--- Supplied data ---
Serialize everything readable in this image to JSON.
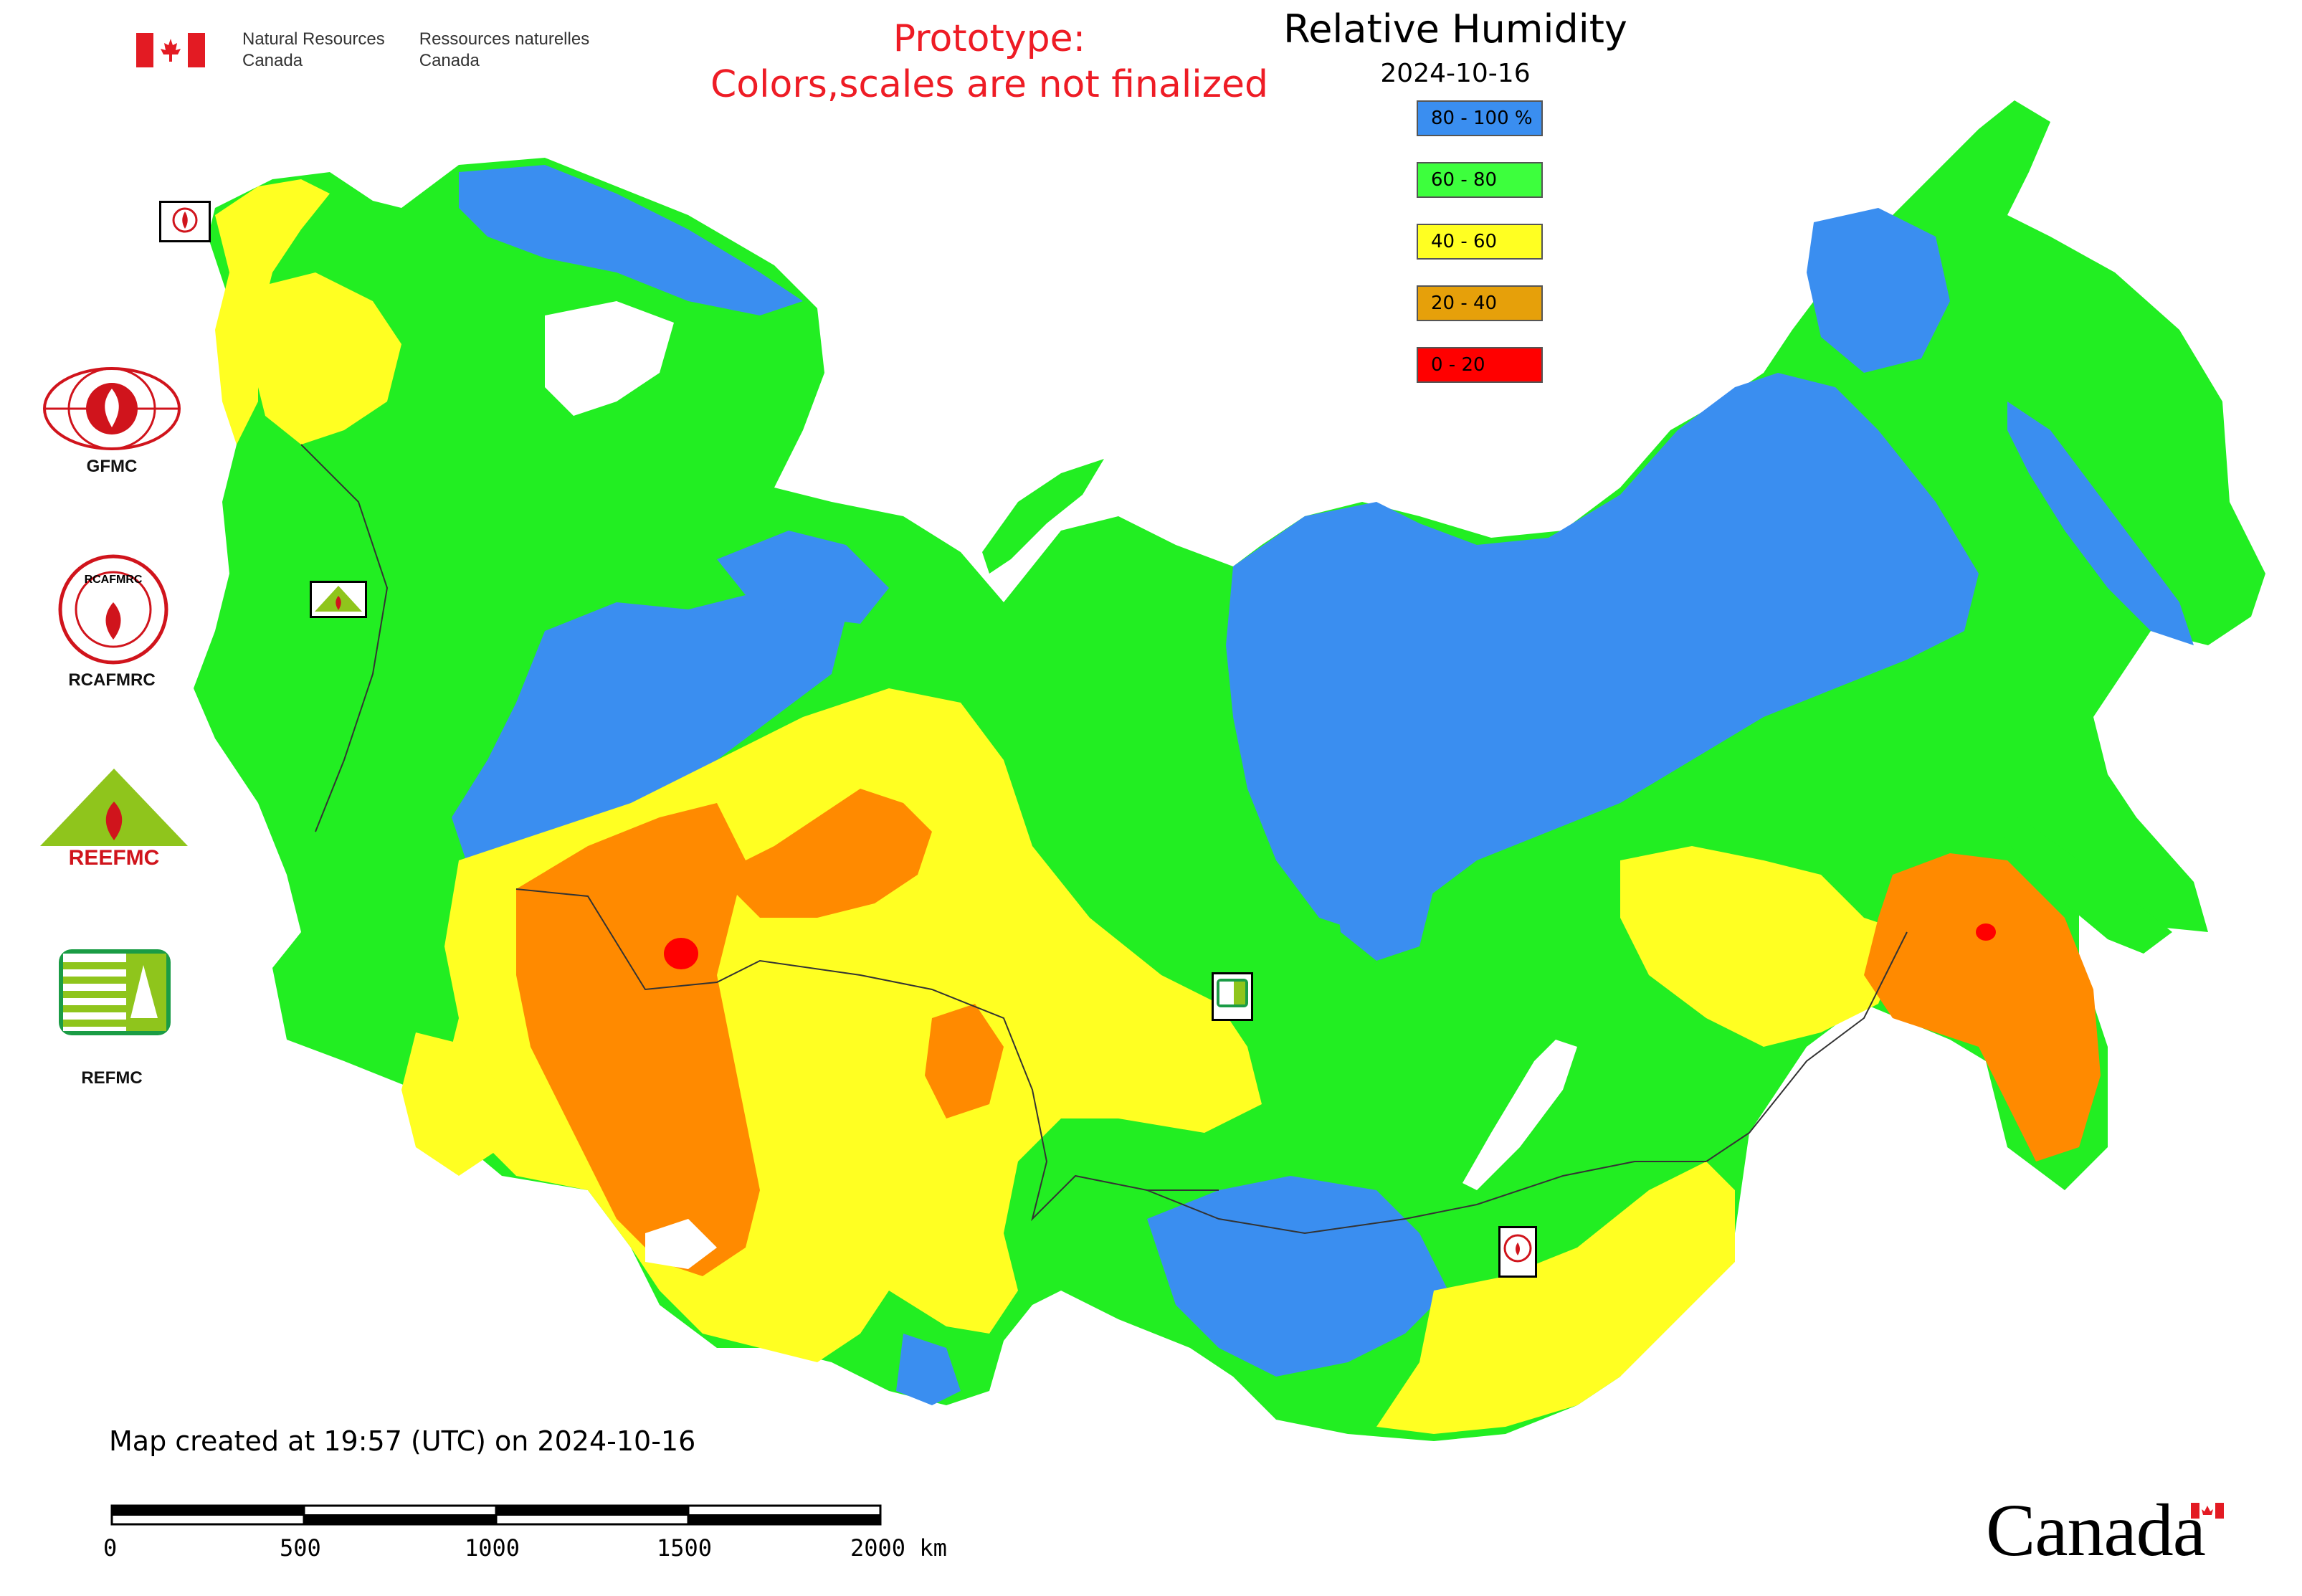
{
  "header": {
    "gov_en_line1": "Natural Resources",
    "gov_en_line2": "Canada",
    "gov_fr_line1": "Ressources naturelles",
    "gov_fr_line2": "Canada",
    "prototype_line1": "Prototype:",
    "prototype_line2": "Colors,scales are not finalized"
  },
  "map": {
    "title": "Relative Humidity",
    "date": "2024-10-16",
    "legend": [
      {
        "label": "80 - 100 %",
        "color": "#3a8ef0"
      },
      {
        "label": "60 - 80",
        "color": "#3dff3d"
      },
      {
        "label": "40 - 60",
        "color": "#ffff22"
      },
      {
        "label": "20 - 40",
        "color": "#e6a00a"
      },
      {
        "label": "0 - 20",
        "color": "#ff0000"
      }
    ],
    "colors": {
      "blue": "#3a8ef0",
      "green": "#22ee22",
      "yellow": "#ffff22",
      "orange": "#ff8a00",
      "red": "#ff0000"
    }
  },
  "centers": {
    "gfmc": "GFMC",
    "rcafmrc": "RCAFMRC",
    "reefmc": "REEFMC",
    "refmc": "REFMC",
    "ree_logo_text": "REEFMC",
    "rcafmrc_logo_text": "RCAFMRC"
  },
  "footer": {
    "created": "Map created at 19:57 (UTC) on 2024-10-16",
    "scale_ticks": [
      "0",
      "500",
      "1000",
      "1500",
      "2000 km"
    ],
    "wordmark": "Canada"
  }
}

--- Goal ---
Copy the material above exactly and drop the pictures.

--- Result of this task ---
Serialize everything readable in this image to JSON.
{
  "header": {
    "gov_en_line1": "Natural Resources",
    "gov_en_line2": "Canada",
    "gov_fr_line1": "Ressources naturelles",
    "gov_fr_line2": "Canada",
    "prototype_line1": "Prototype:",
    "prototype_line2": "Colors,scales are not finalized"
  },
  "map": {
    "title": "Relative Humidity",
    "date": "2024-10-16",
    "legend": [
      {
        "label": "80 - 100 %",
        "color": "#3a8ef0"
      },
      {
        "label": "60 - 80",
        "color": "#3dff3d"
      },
      {
        "label": "40 - 60",
        "color": "#ffff22"
      },
      {
        "label": "20 - 40",
        "color": "#e6a00a"
      },
      {
        "label": "0 - 20",
        "color": "#ff0000"
      }
    ],
    "colors": {
      "blue": "#3a8ef0",
      "green": "#22ee22",
      "yellow": "#ffff22",
      "orange": "#ff8a00",
      "red": "#ff0000"
    }
  },
  "centers": {
    "gfmc": "GFMC",
    "rcafmrc": "RCAFMRC",
    "reefmc": "REEFMC",
    "refmc": "REFMC",
    "ree_logo_text": "REEFMC",
    "rcafmrc_logo_text": "RCAFMRC"
  },
  "footer": {
    "created": "Map created at 19:57 (UTC) on 2024-10-16",
    "scale_ticks": [
      "0",
      "500",
      "1000",
      "1500",
      "2000 km"
    ],
    "wordmark": "Canada"
  }
}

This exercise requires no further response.